# Start of Data for this exercise

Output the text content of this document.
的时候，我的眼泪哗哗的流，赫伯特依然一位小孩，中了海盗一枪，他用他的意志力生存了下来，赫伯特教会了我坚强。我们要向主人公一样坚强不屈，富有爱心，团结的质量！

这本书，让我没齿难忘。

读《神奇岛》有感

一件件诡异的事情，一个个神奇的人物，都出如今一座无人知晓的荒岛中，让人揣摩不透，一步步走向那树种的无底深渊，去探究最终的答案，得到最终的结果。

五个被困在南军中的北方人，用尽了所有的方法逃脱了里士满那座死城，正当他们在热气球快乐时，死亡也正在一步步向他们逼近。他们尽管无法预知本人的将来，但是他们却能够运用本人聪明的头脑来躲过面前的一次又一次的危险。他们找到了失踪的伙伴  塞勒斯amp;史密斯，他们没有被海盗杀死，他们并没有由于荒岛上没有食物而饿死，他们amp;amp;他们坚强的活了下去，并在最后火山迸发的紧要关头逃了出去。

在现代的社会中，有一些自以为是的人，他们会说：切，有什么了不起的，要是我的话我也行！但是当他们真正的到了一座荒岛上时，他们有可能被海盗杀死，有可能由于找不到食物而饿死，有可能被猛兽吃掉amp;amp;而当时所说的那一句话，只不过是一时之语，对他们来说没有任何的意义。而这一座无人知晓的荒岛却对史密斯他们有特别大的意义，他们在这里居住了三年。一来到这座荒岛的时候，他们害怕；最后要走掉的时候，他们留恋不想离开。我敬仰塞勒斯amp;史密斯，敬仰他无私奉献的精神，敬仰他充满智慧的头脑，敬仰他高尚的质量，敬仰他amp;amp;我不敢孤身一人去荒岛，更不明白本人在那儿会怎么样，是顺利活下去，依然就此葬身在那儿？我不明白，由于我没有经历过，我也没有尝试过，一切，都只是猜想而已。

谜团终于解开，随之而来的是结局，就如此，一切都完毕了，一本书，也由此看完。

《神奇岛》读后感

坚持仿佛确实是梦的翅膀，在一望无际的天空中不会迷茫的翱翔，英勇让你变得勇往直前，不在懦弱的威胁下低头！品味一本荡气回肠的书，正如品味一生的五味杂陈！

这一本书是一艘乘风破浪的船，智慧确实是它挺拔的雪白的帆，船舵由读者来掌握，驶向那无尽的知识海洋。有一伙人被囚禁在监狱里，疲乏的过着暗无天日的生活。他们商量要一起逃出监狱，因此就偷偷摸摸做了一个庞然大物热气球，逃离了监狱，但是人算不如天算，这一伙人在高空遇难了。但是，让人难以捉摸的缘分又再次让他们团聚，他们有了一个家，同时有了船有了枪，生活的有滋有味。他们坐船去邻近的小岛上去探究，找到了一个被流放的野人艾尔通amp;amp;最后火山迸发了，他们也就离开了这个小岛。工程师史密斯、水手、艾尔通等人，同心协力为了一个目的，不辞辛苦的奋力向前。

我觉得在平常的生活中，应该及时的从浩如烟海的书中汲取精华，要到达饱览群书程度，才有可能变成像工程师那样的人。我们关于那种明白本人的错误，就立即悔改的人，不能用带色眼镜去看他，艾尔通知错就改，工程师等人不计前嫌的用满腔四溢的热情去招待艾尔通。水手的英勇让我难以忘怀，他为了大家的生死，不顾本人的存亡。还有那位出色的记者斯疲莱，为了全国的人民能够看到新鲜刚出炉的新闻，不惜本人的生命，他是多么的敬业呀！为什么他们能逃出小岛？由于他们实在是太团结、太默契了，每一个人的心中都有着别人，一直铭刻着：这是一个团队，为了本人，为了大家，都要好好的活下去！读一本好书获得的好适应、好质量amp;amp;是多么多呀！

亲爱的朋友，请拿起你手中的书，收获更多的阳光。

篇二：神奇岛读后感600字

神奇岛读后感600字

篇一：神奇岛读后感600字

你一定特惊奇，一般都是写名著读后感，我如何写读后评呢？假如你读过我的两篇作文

# End of Data for this exercise

__Exercise__: Set down all of the records shown above once more, exactly.

__Output below__:
Output the text content of this document.
的时候，我的眼泪哗哗的流，赫伯特依然一位小孩，中了海盗一枪，他用他的意志力生存了下来，赫伯特教会了我坚强。我们要向主人公一样坚强不屈，富有爱心，团结的质量！

这本书，让我没齿难忘。

读《神奇岛》有感

一件件诡异的事情，一个个神奇的人物，都出如今一座无人知晓的荒岛中，让人揣摩不透，一步步走向那树种的无底深渊，去探究最终的答案，得到最终的结果。

五个被困在南军中的北方人，用尽了所有的方法逃脱了里士满那座死城，正当他们在热气球快乐时，死亡也正在一步步向他们逼近。他们尽管无法预知本人的将来，但是他们却能够运用本人聪明的头脑来躲过面前的一次又一次的危险。他们找到了失踪的伙伴  塞勒斯amp;史密斯，他们没有被海盗杀死，他们并没有由于荒岛上没有食物而饿死，他们amp;amp;他们坚强的活了下去，并在最后火山迸发的紧要关头逃了出去。

在现代的社会中，有一些自以为是的人，他们会说：切，有什么了不起的，要是我的话我也行！但是当他们真正的到了一座荒岛上时，他们有可能被海盗杀死，有可能由于找不到食物而饿死，有可能被猛兽吃掉amp;amp;而当时所说的那一句话，只不过是一时之语，对他们来说没有任何的意义。而这一座无人知晓的荒岛却对史密斯他们有特别大的意义，他们在这里居住了三年。一来到这座荒岛的时候，他们害怕；最后要走掉的时候，他们留恋不想离开。我敬仰塞勒斯amp;史密斯，敬仰他无私奉献的精神，敬仰他充满智慧的头脑，敬仰他高尚的质量，敬仰他amp;amp;我不敢孤身一人去荒岛，更不明白本人在那儿会怎么样，是顺利活下去，依然就此葬身在那儿？我不明白，由于我没有经历过，我也没有尝试过，一切，都只是猜想而已。

谜团终于解开，随之而来的是结局，就如此，一切都完毕了，一本书，也由此看完。

《神奇岛》读后感

坚持仿佛确实是梦的翅膀，在一望无际的天空中不会迷茫的翱翔，英勇让你变得勇往直前，不在懦弱的威胁下低头！品味一本荡气回肠的书，正如品味一生的五味杂陈！

这一本书是一艘乘风破浪的船，智慧确实是它挺拔的雪白的帆，船舵由读者来掌握，驶向那无尽的知识海洋。有一伙人被囚禁在监狱里，疲乏的过着暗无天日的生活。他们商量要一起逃出监狱，因此就偷偷摸摸做了一个庞然大物热气球，逃离了监狱，但是人算不如天算，这一伙人在高空遇难了。但是，让人难以捉摸的缘分又再次让他们团聚，他们有了一个家，同时有了船有了枪，生活的有滋有味。他们坐船去邻近的小岛上去探究，找到了一个被流放的野人艾尔通amp;amp;最后火山迸发了，他们也就离开了这个小岛。工程师史密斯、水手、艾尔通等人，同心协力为了一个目的，不辞辛苦的奋力向前。

我觉得在平常的生活中，应该及时的从浩如烟海的书中汲取精华，要到达饱览群书程度，才有可能变成像工程师那样的人。我们关于那种明白本人的错误，就立即悔改的人，不能用带色眼镜去看他，艾尔通知错就改，工程师等人不计前嫌的用满腔四溢的热情去招待艾尔通。水手的英勇让我难以忘怀，他为了大家的生死，不顾本人的存亡。还有那位出色的记者斯疲莱，为了全国的人民能够看到新鲜刚出炉的新闻，不惜本人的生命，他是多么的敬业呀！为什么他们能逃出小岛？由于他们实在是太团结、太默契了，每一个人的心中都有着别人，一直铭刻着：这是一个团队，为了本人，为了大家，都要好好的活下去！读一本好书获得的好适应、好质量amp;amp;是多么多呀！

亲爱的朋友，请拿起你手中的书，收获更多的阳光。

篇二：神奇岛读后感600字

神奇岛读后感600字

篇一：神奇岛读后感600字

你一定特惊奇，一般都是写名著读后感，我如何写读后评呢？假如你读过我的两篇作文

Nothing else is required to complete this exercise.